(Stored dataset items)
▬▬▬▬▬▬

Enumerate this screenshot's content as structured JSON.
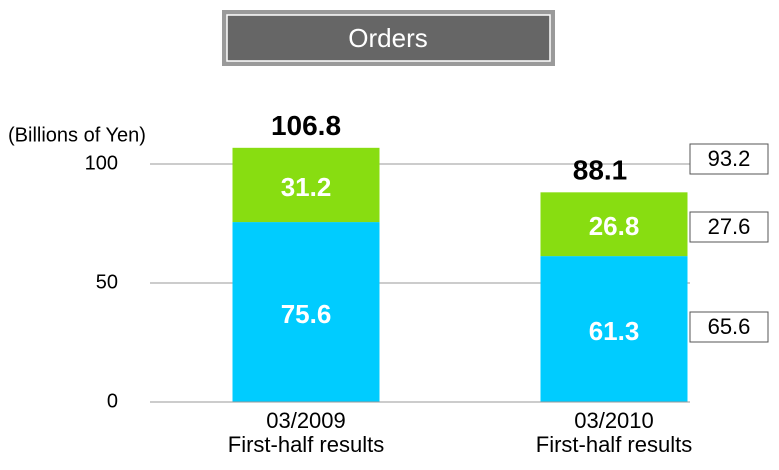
{
  "chart_data": {
    "type": "stacked_bar",
    "title": "Orders",
    "y_label": "(Billions of Yen)",
    "categories": [
      [
        "03/2009",
        "First-half results"
      ],
      [
        "03/2010",
        "First-half results"
      ]
    ],
    "series": [
      {
        "color": "#00ccff",
        "values": [
          75.6,
          61.3
        ]
      },
      {
        "color": "#88dd11",
        "values": [
          31.2,
          26.8
        ]
      }
    ],
    "totals": [
      106.8,
      88.1
    ],
    "boxed_values": [
      93.2,
      27.6,
      65.6
    ],
    "ylim": [
      0,
      100
    ],
    "yticks": [
      0,
      50,
      100
    ],
    "grid": true
  }
}
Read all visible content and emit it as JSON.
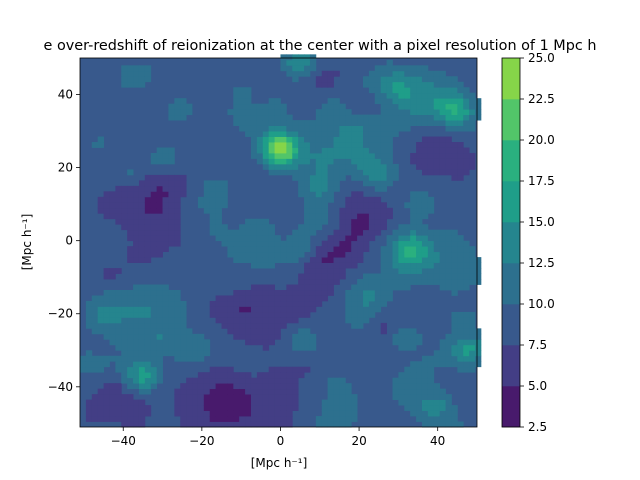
{
  "chart_data": {
    "type": "heatmap",
    "title": "e over-redshift of reionization at the center with a pixel resolution of 1 Mpc h",
    "xlabel": "[Mpc h⁻¹]",
    "ylabel": "[Mpc h⁻¹]",
    "xlim": [
      -51,
      50
    ],
    "ylim": [
      -51,
      50
    ],
    "xticks": [
      -40,
      -20,
      0,
      20,
      40
    ],
    "yticks": [
      -40,
      -20,
      0,
      20,
      40
    ],
    "xtick_labels": [
      "−40",
      "−20",
      "0",
      "20",
      "40"
    ],
    "ytick_labels": [
      "−40",
      "−20",
      "0",
      "20",
      "40"
    ],
    "colorbar": {
      "levels": [
        2.5,
        5.0,
        7.5,
        10.0,
        12.5,
        15.0,
        17.5,
        20.0,
        22.5,
        25.0
      ],
      "tick_labels": [
        "2.5",
        "5.0",
        "7.5",
        "10.0",
        "12.5",
        "15.0",
        "17.5",
        "20.0",
        "22.5",
        "25.0"
      ],
      "colors": [
        "#481a6c",
        "#433e85",
        "#38598c",
        "#2d708e",
        "#25858e",
        "#1f9e89",
        "#2ab07f",
        "#52c569",
        "#86d549",
        "#c2df23"
      ]
    },
    "background_level_color": "#38598c",
    "features": [
      {
        "x": 0,
        "y": 25,
        "peak": 24
      },
      {
        "x": -35,
        "y": -37,
        "peak": 17
      },
      {
        "x": 33,
        "y": -2,
        "peak": 16
      },
      {
        "x": 25,
        "y": 18,
        "peak": 14
      },
      {
        "x": 5,
        "y": 49,
        "peak": 15
      },
      {
        "x": 45,
        "y": 35,
        "peak": 14
      },
      {
        "x": -30,
        "y": 22,
        "peak": 13
      },
      {
        "x": -22,
        "y": -30,
        "peak": 13
      },
      {
        "x": 5,
        "y": -27,
        "peak": 13
      },
      {
        "x": 47,
        "y": -30,
        "peak": 14
      },
      {
        "x": 40,
        "y": -45,
        "peak": 13
      },
      {
        "x": -45,
        "y": -20,
        "peak": 12
      },
      {
        "x": -42,
        "y": 0,
        "peak": 12
      },
      {
        "x": 10,
        "y": 15,
        "peak": 13
      },
      {
        "x": -10,
        "y": 35,
        "peak": 11
      },
      {
        "x": 30,
        "y": 42,
        "peak": 12
      },
      {
        "x": -12,
        "y": -10,
        "peak": 11
      },
      {
        "x": 22,
        "y": -15,
        "peak": 11
      },
      {
        "x": -38,
        "y": 45,
        "peak": 11
      },
      {
        "x": 15,
        "y": -40,
        "peak": 11
      },
      {
        "x": 35,
        "y": 10,
        "peak": 12
      },
      {
        "x": -5,
        "y": 5,
        "peak": 11
      },
      {
        "x": -25,
        "y": 8,
        "peak": 11
      },
      {
        "x": 18,
        "y": 30,
        "peak": 12
      }
    ],
    "voids": [
      {
        "x": -30,
        "y": 10
      },
      {
        "x": 10,
        "y": -5
      },
      {
        "x": -15,
        "y": -45
      },
      {
        "x": 20,
        "y": 5
      },
      {
        "x": -5,
        "y": -20
      },
      {
        "x": 40,
        "y": 25
      }
    ]
  }
}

▬▬▬▬▬▬

■ **What this task involves**:
All of the material above needs to be restated exactly, with no pictures.

■ **Reply**:
Enumerate this screenshot's content as structured JSON.
{
  "chart_data": {
    "type": "stacked_bar",
    "title": "Orders",
    "y_label": "(Billions of Yen)",
    "categories": [
      [
        "03/2009",
        "First-half results"
      ],
      [
        "03/2010",
        "First-half results"
      ]
    ],
    "series": [
      {
        "color": "#00ccff",
        "values": [
          75.6,
          61.3
        ]
      },
      {
        "color": "#88dd11",
        "values": [
          31.2,
          26.8
        ]
      }
    ],
    "totals": [
      106.8,
      88.1
    ],
    "boxed_values": [
      93.2,
      27.6,
      65.6
    ],
    "ylim": [
      0,
      100
    ],
    "yticks": [
      0,
      50,
      100
    ],
    "grid": true
  }
}
Read all visible content and emit it as JSON.
{
  "chart_data": {
    "type": "heatmap",
    "title": "e over-redshift of reionization at the center with a pixel resolution of 1 Mpc h",
    "xlabel": "[Mpc h⁻¹]",
    "ylabel": "[Mpc h⁻¹]",
    "xlim": [
      -51,
      50
    ],
    "ylim": [
      -51,
      50
    ],
    "xticks": [
      -40,
      -20,
      0,
      20,
      40
    ],
    "yticks": [
      -40,
      -20,
      0,
      20,
      40
    ],
    "xtick_labels": [
      "−40",
      "−20",
      "0",
      "20",
      "40"
    ],
    "ytick_labels": [
      "−40",
      "−20",
      "0",
      "20",
      "40"
    ],
    "colorbar": {
      "levels": [
        2.5,
        5.0,
        7.5,
        10.0,
        12.5,
        15.0,
        17.5,
        20.0,
        22.5,
        25.0
      ],
      "tick_labels": [
        "2.5",
        "5.0",
        "7.5",
        "10.0",
        "12.5",
        "15.0",
        "17.5",
        "20.0",
        "22.5",
        "25.0"
      ],
      "colors": [
        "#481a6c",
        "#433e85",
        "#38598c",
        "#2d708e",
        "#25858e",
        "#1f9e89",
        "#2ab07f",
        "#52c569",
        "#86d549",
        "#c2df23"
      ]
    },
    "background_level_color": "#38598c",
    "features": [
      {
        "x": 0,
        "y": 25,
        "peak": 24
      },
      {
        "x": -35,
        "y": -37,
        "peak": 17
      },
      {
        "x": 33,
        "y": -2,
        "peak": 16
      },
      {
        "x": 25,
        "y": 18,
        "peak": 14
      },
      {
        "x": 5,
        "y": 49,
        "peak": 15
      },
      {
        "x": 45,
        "y": 35,
        "peak": 14
      },
      {
        "x": -30,
        "y": 22,
        "peak": 13
      },
      {
        "x": -22,
        "y": -30,
        "peak": 13
      },
      {
        "x": 5,
        "y": -27,
        "peak": 13
      },
      {
        "x": 47,
        "y": -30,
        "peak": 14
      },
      {
        "x": 40,
        "y": -45,
        "peak": 13
      },
      {
        "x": -45,
        "y": -20,
        "peak": 12
      },
      {
        "x": -42,
        "y": 0,
        "peak": 12
      },
      {
        "x": 10,
        "y": 15,
        "peak": 13
      },
      {
        "x": -10,
        "y": 35,
        "peak": 11
      },
      {
        "x": 30,
        "y": 42,
        "peak": 12
      },
      {
        "x": -12,
        "y": -10,
        "peak": 11
      },
      {
        "x": 22,
        "y": -15,
        "peak": 11
      },
      {
        "x": -38,
        "y": 45,
        "peak": 11
      },
      {
        "x": 15,
        "y": -40,
        "peak": 11
      },
      {
        "x": 35,
        "y": 10,
        "peak": 12
      },
      {
        "x": -5,
        "y": 5,
        "peak": 11
      },
      {
        "x": -25,
        "y": 8,
        "peak": 11
      },
      {
        "x": 18,
        "y": 30,
        "peak": 12
      }
    ],
    "voids": [
      {
        "x": -30,
        "y": 10
      },
      {
        "x": 10,
        "y": -5
      },
      {
        "x": -15,
        "y": -45
      },
      {
        "x": 20,
        "y": 5
      },
      {
        "x": -5,
        "y": -20
      },
      {
        "x": 40,
        "y": 25
      }
    ]
  }
}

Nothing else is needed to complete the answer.